| Task to complete |
Output every record word for word.

| Records for processing |
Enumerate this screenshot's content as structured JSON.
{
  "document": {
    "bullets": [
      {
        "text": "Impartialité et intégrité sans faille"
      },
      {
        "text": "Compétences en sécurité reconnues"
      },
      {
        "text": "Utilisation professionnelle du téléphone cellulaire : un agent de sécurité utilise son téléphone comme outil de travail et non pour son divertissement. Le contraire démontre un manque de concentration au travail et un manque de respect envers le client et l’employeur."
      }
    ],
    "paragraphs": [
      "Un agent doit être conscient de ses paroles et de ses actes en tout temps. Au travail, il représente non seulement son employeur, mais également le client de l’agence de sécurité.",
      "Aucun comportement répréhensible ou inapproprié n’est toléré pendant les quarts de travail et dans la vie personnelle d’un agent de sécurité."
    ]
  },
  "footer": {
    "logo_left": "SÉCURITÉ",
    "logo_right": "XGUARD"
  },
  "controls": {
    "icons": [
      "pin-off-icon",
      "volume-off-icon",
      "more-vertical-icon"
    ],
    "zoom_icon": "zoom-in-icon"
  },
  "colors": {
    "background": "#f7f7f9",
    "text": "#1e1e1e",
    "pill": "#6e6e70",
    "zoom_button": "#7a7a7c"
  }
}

| Completed exercise |
Enumerate this screenshot's content as structured JSON.
{
  "document": {
    "bullets": [
      {
        "text": "Impartialité et intégrité sans faille"
      },
      {
        "text": "Compétences en sécurité reconnues"
      },
      {
        "text": "Utilisation professionnelle du téléphone cellulaire : un agent de sécurité utilise son téléphone comme outil de travail et non pour son divertissement. Le contraire démontre un manque de concentration au travail et un manque de respect envers le client et l’employeur."
      }
    ],
    "paragraphs": [
      "Un agent doit être conscient de ses paroles et de ses actes en tout temps. Au travail, il représente non seulement son employeur, mais également le client de l’agence de sécurité.",
      "Aucun comportement répréhensible ou inapproprié n’est toléré pendant les quarts de travail et dans la vie personnelle d’un agent de sécurité."
    ]
  },
  "footer": {
    "logo_left": "SÉCURITÉ",
    "logo_right": "XGUARD"
  },
  "controls": {
    "icons": [
      "pin-off-icon",
      "volume-off-icon",
      "more-vertical-icon"
    ],
    "zoom_icon": "zoom-in-icon"
  },
  "colors": {
    "background": "#f7f7f9",
    "text": "#1e1e1e",
    "pill": "#6e6e70",
    "zoom_button": "#7a7a7c"
  }
}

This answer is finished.